Given passage:
■ ■ ■ ■ ■
The REACH Institute 

...The REsource for Advancing Children's Health

Profiles of Behavioral and Emotional Disorders

Conduct Disorder/Oppositional Defiant Disorder

Oppositional defiant disorder

ODD, is a milder form, and sometimes a precursor to conduct disorder. In contrast to children with conduct disorder, the behavior of children with ODD does not involve serious violations of others' rights. It does, however, impair the child's family, academic and social functioning.

Children with ODD show extreme levels of argumentativeness, disobedience, stubbornness, negativity, and provocation of others. While such behavior can be true of most children at some point of their lives, this diagnosis is warranted only for the few children (3-4%) whose symptoms persist over months or years, occur across many situations, and result in pronounced impairment in their functioning in home, school, and peer settings. These children's anger is usually directed at authority figures. These children are more willing to lose a privilege than to lose a battle, so discipline by withholding privileges often has no effect on their behavior. It is the oppositional struggle which becomes the reality in this child's mind, and this struggle, unlike the typical lower level defiance seen in many children, basically takes over the child's life and relationships with others. For example, while "temper tantrums" are common among children, frequent and very prolonged temper tantrums (3-4 hours) often characterize children with ODD.
■ ■ ■ ■ ■
Data items
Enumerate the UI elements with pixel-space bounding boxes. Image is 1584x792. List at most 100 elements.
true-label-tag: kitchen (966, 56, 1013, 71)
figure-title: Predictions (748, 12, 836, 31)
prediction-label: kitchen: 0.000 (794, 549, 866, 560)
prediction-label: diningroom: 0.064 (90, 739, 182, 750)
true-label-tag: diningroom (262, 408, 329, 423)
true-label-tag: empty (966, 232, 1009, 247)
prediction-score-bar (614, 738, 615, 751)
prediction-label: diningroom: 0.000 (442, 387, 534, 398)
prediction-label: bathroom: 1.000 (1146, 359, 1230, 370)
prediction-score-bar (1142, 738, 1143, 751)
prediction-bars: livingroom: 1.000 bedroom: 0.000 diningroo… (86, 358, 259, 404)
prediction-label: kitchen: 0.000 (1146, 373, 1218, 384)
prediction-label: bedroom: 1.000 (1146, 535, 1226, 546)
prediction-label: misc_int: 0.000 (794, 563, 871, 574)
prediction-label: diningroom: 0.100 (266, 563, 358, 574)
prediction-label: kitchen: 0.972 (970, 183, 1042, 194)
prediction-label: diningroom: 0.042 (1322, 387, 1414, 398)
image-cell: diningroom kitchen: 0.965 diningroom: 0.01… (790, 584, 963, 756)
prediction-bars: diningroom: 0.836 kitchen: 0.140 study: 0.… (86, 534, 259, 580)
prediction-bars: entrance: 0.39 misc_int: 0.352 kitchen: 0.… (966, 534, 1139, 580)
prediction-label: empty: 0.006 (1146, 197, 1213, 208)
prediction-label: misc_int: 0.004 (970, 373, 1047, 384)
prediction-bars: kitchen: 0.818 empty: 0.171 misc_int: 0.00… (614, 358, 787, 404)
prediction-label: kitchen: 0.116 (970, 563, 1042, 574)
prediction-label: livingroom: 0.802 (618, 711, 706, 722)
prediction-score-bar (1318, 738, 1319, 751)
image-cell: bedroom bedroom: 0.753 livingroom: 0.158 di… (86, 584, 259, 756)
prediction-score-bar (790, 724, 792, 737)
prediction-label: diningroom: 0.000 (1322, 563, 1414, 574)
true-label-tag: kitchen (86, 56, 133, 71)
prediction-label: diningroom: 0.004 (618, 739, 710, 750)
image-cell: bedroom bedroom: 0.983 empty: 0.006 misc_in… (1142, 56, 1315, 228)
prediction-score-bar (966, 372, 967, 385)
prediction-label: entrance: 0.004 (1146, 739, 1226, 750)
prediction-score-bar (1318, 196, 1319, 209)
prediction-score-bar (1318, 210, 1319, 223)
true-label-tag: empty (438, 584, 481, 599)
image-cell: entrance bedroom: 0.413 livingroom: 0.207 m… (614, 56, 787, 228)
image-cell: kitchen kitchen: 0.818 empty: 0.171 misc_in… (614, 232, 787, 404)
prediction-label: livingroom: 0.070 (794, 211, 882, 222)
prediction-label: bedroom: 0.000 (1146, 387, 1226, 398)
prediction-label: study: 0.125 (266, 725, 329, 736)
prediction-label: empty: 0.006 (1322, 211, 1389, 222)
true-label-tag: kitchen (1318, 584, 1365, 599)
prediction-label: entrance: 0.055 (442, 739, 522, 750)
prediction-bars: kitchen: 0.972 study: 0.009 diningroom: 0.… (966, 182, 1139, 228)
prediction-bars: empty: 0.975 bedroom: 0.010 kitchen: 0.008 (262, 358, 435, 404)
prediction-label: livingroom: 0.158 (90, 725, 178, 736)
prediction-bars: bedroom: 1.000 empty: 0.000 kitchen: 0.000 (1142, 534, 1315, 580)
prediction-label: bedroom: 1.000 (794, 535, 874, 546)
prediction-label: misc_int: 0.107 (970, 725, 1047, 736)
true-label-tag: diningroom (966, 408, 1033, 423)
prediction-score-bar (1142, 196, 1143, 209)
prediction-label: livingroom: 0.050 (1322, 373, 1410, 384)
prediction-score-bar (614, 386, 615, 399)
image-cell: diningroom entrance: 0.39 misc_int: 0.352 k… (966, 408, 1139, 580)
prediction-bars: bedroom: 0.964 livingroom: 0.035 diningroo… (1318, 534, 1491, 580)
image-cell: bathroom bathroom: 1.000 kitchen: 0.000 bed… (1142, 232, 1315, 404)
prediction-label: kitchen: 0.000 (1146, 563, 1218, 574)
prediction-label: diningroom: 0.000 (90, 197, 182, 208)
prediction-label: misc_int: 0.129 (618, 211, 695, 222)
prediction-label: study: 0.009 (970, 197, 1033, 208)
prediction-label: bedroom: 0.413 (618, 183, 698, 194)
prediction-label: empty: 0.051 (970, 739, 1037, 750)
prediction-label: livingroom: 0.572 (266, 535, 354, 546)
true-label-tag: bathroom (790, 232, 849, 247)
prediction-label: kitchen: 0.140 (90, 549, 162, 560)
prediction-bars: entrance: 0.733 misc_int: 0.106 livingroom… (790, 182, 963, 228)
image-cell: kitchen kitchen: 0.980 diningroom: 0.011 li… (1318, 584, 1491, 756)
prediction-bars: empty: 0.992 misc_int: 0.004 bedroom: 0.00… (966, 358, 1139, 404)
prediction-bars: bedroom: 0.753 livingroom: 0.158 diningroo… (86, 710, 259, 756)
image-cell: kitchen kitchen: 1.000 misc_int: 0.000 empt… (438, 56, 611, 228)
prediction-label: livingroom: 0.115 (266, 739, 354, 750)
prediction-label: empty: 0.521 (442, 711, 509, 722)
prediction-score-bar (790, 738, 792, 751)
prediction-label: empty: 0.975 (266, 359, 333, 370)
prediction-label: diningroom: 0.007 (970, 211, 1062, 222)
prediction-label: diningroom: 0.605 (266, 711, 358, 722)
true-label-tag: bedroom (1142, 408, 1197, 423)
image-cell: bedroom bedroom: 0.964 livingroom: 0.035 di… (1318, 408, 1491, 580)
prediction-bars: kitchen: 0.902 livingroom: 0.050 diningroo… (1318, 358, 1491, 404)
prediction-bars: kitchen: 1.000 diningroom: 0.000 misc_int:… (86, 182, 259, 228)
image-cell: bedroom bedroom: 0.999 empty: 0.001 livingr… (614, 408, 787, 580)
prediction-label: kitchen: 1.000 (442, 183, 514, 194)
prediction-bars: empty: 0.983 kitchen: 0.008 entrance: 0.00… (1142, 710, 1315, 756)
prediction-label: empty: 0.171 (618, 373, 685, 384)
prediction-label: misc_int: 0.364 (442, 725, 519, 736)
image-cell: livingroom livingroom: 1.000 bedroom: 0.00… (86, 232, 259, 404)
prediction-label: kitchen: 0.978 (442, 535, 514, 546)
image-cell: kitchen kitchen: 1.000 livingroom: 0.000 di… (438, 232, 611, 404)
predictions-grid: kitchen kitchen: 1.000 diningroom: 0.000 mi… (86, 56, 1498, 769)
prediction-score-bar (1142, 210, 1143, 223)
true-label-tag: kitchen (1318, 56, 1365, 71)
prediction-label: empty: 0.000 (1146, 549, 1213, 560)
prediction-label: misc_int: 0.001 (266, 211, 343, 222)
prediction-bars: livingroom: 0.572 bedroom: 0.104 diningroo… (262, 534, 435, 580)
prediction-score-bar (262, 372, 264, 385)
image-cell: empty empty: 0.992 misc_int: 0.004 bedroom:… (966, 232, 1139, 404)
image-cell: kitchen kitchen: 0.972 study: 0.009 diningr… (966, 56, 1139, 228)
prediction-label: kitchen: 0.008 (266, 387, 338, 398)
■ ■ ■ ■ ■
What you are asked to do:
Resume the passage on oppositional defiant disorder, picking up right after its final sentence.

Answer to the problem:
Conduct disorder

Children with conduct disorder, CD, are those children who show persistent and serious patterns of misbehavior. Not only may they indulge in frequent temper tantrums like ODD children, but they may violate the rights of others (stealing, vandalism, and aggression). These children are actively aggressive towards people (fighting with siblings and peers, sexually aggressive) and/or animals (engage in animal torture), commit vandalism, lie and steal from persons outside the home, and seriously violate society's moral codes.

Children who are diagnosed with CD and who have a higher IQ are easier to treat, but are more imaginative and creative in acting out and evading detection. Some youngsters who have conduct disorder may have a learning disability and lower average verbal skills. These kids have low self-esteem, become impatient easily, and seem reckless and accident-prone. Unfortunately, children and adolescents with CD do not show remorse unless it is to lessen their punishment. In fact, they enjoy telling about what they have done.


More research needs to be done into the causes of both ODD and CD. However, a genetic vulnerability, especially combined with environmental "triggers" (family histories of disruptive behavior disorder, antisocial personality disorder, mood disorders, or substance abuse; permissive, neglectful, harsh or inconsistent parenting; and poverty) seem to be causes for some children. With CD, studies have also shown that both identical twins are more likely to have conduct disorder than fraternal twins. Adoption studies have shown that the risk increases when both adoptive and biological parents have conduct disorder (antisocial personality disorder in adults).

Lastly, studies have indicated that impairment in frontal lobe and low serotonin levels may also be factors in causing CD.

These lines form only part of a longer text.